INSTRUCTIONS FOR THE TASK –
Nothing may be dropped or altered: reproduce all the data.

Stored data
>> Start

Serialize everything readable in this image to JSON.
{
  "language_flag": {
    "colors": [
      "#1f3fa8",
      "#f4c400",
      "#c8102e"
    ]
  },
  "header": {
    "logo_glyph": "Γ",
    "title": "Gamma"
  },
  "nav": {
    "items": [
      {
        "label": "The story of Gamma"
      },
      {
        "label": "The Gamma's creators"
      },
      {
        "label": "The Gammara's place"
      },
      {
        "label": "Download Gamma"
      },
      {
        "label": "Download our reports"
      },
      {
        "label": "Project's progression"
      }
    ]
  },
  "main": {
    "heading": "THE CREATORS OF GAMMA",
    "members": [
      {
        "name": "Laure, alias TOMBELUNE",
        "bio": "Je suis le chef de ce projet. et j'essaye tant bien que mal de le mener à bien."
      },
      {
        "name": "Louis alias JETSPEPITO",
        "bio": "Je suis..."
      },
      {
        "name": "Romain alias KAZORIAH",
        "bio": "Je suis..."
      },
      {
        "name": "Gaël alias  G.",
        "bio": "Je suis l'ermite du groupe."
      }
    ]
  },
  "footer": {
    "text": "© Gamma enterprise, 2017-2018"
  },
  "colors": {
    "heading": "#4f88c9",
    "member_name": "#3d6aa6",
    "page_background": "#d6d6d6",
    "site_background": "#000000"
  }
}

>> End

ANSWER TO THIS TASK –
Serialize everything readable in this image to JSON.
{
  "language_flag": {
    "colors": [
      "#1f3fa8",
      "#f4c400",
      "#c8102e"
    ]
  },
  "header": {
    "logo_glyph": "Γ",
    "title": "Gamma"
  },
  "nav": {
    "items": [
      {
        "label": "The story of Gamma"
      },
      {
        "label": "The Gamma's creators"
      },
      {
        "label": "The Gammara's place"
      },
      {
        "label": "Download Gamma"
      },
      {
        "label": "Download our reports"
      },
      {
        "label": "Project's progression"
      }
    ]
  },
  "main": {
    "heading": "THE CREATORS OF GAMMA",
    "members": [
      {
        "name": "Laure, alias TOMBELUNE",
        "bio": "Je suis le chef de ce projet. et j'essaye tant bien que mal de le mener à bien."
      },
      {
        "name": "Louis alias JETSPEPITO",
        "bio": "Je suis..."
      },
      {
        "name": "Romain alias KAZORIAH",
        "bio": "Je suis..."
      },
      {
        "name": "Gaël alias  G.",
        "bio": "Je suis l'ermite du groupe."
      }
    ]
  },
  "footer": {
    "text": "© Gamma enterprise, 2017-2018"
  },
  "colors": {
    "heading": "#4f88c9",
    "member_name": "#3d6aa6",
    "page_background": "#d6d6d6",
    "site_background": "#000000"
  }
}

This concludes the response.